%%
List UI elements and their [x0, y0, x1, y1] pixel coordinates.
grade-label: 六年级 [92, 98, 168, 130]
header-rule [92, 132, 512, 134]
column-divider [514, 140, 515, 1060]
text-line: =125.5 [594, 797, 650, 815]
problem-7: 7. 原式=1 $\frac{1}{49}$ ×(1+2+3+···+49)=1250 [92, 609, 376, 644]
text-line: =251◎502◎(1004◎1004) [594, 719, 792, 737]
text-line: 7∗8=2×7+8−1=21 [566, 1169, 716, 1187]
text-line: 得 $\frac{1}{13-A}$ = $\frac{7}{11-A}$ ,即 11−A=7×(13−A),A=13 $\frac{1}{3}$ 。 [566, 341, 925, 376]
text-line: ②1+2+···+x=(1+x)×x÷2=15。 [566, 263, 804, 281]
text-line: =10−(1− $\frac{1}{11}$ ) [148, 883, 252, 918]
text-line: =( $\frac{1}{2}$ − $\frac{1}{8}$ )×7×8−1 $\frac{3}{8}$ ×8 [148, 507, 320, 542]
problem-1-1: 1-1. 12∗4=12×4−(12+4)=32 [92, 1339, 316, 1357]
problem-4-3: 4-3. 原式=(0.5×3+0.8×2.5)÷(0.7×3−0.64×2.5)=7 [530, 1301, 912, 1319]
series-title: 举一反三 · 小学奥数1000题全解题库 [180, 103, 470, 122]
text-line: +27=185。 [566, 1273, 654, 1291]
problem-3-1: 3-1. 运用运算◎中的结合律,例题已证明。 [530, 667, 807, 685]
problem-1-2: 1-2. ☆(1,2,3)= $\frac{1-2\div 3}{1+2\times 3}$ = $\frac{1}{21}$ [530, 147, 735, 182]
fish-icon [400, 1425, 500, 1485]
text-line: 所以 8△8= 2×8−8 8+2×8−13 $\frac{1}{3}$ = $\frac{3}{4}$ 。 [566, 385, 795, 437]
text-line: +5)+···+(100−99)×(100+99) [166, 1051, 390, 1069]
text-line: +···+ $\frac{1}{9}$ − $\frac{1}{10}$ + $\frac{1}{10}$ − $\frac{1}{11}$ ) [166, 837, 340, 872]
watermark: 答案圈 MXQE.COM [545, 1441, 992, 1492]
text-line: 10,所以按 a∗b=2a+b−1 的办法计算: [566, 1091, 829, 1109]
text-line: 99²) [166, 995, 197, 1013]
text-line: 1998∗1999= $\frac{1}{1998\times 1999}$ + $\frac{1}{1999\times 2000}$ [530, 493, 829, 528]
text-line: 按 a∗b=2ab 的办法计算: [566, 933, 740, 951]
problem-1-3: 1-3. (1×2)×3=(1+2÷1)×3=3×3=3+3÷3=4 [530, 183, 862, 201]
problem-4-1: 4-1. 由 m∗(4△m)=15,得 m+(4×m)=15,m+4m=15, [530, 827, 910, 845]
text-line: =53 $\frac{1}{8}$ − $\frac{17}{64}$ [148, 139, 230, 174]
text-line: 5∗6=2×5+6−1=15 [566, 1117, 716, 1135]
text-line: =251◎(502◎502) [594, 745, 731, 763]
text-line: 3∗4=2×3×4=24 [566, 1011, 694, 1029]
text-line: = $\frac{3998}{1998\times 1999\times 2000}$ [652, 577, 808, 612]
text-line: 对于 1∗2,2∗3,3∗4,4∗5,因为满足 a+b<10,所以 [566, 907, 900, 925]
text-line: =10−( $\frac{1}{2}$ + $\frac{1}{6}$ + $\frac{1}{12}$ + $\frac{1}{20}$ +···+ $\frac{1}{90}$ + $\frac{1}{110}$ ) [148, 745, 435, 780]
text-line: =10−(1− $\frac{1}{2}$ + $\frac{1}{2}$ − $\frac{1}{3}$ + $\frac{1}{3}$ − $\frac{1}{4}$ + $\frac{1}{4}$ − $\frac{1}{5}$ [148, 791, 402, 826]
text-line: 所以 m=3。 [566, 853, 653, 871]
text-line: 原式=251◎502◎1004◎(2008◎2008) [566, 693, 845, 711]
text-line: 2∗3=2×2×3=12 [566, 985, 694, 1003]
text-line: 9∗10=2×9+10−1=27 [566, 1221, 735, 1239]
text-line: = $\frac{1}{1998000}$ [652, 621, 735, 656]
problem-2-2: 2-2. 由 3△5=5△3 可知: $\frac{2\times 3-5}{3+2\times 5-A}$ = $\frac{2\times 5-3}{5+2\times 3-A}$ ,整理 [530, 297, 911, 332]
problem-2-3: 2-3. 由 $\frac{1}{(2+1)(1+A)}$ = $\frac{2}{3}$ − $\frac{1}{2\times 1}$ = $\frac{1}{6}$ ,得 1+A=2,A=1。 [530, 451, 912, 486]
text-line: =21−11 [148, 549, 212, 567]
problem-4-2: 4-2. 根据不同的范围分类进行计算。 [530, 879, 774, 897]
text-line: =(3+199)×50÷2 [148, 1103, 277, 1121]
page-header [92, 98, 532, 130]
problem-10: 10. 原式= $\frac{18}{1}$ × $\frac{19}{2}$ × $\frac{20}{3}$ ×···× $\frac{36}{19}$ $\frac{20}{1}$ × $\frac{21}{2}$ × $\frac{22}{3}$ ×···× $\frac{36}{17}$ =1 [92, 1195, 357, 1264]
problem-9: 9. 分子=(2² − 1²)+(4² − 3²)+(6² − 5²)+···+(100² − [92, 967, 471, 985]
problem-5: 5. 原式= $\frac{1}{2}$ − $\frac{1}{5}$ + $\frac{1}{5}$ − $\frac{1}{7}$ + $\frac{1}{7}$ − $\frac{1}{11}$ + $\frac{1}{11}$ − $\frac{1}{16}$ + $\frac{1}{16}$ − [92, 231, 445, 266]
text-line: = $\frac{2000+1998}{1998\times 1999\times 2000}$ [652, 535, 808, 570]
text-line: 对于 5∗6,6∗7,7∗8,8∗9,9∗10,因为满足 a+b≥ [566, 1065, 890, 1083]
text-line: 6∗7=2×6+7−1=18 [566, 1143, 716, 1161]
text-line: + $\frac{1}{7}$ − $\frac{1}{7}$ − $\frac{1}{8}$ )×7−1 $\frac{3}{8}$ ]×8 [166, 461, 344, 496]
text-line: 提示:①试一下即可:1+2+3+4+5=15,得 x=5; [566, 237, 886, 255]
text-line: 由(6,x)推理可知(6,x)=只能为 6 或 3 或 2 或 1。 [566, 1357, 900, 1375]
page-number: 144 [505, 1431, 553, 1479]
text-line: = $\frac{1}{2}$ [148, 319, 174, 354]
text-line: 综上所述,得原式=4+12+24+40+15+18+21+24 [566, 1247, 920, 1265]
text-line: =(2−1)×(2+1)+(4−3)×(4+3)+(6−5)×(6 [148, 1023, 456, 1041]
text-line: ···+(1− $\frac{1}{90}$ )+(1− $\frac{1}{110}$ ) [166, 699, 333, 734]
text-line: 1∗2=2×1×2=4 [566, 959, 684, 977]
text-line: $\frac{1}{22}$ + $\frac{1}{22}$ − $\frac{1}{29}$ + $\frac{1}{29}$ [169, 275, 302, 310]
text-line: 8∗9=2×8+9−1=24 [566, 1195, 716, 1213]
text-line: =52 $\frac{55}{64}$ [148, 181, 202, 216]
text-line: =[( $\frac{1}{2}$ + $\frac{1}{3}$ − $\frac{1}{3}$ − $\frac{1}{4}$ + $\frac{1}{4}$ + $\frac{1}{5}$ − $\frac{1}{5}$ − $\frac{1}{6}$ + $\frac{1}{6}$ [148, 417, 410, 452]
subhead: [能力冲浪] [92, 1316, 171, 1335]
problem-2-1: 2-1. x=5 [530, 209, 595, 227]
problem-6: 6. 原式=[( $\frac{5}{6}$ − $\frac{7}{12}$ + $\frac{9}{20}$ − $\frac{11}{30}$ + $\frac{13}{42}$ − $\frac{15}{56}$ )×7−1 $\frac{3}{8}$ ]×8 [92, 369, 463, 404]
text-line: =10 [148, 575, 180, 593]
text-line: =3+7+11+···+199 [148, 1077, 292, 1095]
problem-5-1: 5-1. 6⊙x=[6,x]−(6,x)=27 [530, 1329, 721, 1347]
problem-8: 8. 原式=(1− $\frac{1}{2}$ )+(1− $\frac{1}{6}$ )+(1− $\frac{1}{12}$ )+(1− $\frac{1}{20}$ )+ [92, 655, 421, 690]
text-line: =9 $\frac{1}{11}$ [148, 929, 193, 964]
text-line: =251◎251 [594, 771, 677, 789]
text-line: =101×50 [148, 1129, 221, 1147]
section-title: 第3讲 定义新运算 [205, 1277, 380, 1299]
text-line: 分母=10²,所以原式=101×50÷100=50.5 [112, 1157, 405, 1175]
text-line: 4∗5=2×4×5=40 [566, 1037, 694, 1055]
%%
■ **Set task**: Could you give everything from the first line down to the one containing "341, 925, 376]" again, swapping "column-divider" for "column-separator" and leaving all else unchanged?

■ **Reply to the task**:
List UI elements and their [x0, y0, x1, y1] pixel coordinates.
grade-label: 六年级 [92, 98, 168, 130]
header-rule [92, 132, 512, 134]
column-separator [514, 140, 515, 1060]
text-line: =125.5 [594, 797, 650, 815]
problem-7: 7. 原式=1 $\frac{1}{49}$ ×(1+2+3+···+49)=1250 [92, 609, 376, 644]
text-line: =251◎502◎(1004◎1004) [594, 719, 792, 737]
text-line: 7∗8=2×7+8−1=21 [566, 1169, 716, 1187]
text-line: 得 $\frac{1}{13-A}$ = $\frac{7}{11-A}$ ,即 11−A=7×(13−A),A=13 $\frac{1}{3}$ 。 [566, 341, 925, 376]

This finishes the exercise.